[Figure contents as structured data]
____
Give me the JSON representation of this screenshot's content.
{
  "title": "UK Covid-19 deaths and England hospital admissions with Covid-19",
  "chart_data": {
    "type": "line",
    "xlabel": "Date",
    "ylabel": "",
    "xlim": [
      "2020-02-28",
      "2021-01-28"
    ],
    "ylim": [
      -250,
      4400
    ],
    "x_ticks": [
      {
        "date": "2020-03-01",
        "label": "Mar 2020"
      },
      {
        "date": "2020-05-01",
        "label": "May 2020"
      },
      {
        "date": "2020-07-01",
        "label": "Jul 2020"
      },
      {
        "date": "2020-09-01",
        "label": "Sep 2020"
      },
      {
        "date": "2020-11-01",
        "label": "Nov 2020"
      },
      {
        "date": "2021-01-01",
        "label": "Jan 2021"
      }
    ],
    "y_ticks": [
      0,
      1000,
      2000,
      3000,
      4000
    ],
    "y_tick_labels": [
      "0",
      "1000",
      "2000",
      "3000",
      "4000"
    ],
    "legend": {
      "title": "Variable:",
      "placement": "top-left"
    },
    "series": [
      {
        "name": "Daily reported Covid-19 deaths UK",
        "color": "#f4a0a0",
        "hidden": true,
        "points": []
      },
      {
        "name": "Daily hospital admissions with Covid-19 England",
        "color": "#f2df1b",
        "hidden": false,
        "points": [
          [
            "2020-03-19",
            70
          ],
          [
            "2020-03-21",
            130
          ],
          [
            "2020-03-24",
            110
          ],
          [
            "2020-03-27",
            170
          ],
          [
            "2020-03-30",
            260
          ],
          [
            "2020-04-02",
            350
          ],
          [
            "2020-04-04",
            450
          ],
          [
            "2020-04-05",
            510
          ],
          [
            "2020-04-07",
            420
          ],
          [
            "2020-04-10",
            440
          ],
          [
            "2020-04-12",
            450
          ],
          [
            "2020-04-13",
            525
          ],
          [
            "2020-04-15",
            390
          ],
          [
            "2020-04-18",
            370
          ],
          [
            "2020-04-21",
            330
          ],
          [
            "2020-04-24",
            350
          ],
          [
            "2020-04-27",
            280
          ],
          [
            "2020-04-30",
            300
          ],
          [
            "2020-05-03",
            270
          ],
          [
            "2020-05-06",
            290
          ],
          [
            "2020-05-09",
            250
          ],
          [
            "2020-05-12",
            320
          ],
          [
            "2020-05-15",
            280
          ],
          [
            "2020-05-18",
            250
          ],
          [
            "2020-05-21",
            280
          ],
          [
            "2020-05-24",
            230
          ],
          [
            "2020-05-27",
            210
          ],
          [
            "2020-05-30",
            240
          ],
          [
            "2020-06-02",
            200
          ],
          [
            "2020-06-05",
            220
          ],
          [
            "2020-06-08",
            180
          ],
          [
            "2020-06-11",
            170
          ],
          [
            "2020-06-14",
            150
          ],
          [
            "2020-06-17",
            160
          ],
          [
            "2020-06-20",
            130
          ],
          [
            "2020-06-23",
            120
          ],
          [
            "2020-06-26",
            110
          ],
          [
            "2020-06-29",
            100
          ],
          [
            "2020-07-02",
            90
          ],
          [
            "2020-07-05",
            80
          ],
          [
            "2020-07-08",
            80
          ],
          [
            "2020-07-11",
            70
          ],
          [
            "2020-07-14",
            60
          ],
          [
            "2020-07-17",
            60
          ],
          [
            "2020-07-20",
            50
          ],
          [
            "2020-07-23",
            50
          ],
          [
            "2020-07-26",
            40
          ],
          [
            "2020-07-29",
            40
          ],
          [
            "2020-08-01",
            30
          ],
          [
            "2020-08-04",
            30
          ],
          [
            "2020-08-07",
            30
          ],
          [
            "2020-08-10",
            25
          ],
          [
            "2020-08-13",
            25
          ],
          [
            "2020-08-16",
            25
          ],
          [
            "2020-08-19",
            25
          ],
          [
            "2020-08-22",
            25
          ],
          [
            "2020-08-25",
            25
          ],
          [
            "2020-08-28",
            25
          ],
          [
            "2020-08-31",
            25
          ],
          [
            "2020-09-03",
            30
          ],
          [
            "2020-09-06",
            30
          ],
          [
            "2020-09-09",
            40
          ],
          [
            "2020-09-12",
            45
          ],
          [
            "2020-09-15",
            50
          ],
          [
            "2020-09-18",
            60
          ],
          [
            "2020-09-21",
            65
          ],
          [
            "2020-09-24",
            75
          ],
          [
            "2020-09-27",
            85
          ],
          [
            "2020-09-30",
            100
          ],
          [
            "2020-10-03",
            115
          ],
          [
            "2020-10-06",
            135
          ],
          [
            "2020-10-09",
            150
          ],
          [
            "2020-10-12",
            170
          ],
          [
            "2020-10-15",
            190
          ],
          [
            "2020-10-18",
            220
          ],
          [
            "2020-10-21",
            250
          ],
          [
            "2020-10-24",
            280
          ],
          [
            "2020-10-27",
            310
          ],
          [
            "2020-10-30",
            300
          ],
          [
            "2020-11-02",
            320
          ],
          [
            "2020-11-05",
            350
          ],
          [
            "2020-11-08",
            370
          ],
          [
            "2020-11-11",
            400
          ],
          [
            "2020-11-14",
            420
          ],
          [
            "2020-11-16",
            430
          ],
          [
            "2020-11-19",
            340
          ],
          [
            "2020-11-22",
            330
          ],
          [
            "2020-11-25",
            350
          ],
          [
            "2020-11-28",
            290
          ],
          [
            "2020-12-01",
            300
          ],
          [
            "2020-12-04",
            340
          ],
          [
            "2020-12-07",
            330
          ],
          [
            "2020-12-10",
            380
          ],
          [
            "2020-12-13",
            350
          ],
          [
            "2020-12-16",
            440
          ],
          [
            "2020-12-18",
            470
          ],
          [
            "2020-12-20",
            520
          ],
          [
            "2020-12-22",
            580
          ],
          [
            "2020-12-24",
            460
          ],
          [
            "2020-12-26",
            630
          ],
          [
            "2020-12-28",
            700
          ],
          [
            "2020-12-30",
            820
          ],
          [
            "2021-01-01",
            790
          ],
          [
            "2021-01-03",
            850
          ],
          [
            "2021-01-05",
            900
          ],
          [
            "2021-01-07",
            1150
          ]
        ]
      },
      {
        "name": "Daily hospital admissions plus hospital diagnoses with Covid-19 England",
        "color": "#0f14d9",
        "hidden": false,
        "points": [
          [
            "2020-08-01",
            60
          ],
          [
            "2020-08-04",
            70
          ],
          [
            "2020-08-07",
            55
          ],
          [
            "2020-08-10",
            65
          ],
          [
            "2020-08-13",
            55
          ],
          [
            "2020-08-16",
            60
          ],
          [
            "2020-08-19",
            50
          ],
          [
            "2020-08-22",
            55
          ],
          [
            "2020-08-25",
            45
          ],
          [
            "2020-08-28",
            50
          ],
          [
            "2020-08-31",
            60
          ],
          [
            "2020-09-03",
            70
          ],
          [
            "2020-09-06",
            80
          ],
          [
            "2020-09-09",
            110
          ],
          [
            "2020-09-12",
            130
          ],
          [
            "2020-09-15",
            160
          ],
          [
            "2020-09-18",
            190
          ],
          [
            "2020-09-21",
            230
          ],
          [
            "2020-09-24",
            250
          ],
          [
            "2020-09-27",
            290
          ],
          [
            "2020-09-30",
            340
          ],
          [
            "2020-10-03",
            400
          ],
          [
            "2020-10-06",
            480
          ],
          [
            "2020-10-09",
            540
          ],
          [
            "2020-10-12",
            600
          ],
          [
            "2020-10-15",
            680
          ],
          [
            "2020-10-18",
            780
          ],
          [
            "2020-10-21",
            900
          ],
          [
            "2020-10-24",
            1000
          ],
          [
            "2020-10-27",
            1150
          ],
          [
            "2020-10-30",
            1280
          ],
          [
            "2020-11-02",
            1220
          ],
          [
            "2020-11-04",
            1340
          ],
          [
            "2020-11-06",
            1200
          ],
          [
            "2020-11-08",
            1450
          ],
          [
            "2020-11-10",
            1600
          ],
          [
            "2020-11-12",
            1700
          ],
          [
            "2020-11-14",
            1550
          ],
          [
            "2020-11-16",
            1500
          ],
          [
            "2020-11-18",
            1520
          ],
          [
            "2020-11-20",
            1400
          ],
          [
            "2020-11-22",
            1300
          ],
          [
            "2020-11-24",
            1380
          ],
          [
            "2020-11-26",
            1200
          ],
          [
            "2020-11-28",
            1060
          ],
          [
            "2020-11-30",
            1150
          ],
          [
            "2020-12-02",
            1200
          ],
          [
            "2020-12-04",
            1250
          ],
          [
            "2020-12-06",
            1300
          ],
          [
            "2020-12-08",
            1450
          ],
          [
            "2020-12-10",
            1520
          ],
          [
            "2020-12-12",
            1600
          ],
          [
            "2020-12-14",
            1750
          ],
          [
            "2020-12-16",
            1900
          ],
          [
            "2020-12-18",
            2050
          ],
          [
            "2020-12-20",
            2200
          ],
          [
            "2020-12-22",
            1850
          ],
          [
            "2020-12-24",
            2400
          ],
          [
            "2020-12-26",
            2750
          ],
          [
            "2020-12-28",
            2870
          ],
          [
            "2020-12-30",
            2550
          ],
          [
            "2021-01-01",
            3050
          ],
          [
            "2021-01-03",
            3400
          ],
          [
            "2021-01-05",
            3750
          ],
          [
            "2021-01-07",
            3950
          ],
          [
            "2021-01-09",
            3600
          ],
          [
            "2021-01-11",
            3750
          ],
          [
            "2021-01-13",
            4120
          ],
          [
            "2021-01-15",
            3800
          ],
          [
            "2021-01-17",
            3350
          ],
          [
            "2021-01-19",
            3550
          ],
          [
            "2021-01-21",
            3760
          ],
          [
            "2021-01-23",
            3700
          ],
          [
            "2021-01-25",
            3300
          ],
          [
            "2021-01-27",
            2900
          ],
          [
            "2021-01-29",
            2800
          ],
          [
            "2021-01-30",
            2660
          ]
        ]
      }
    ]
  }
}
____
**To be done:** Take each line containing the string "title" and copy it out.

**Completed exercise:**
  "title": "UK Covid-19 deaths and England hospital admissions with Covid-19",
      "title": "Variable:",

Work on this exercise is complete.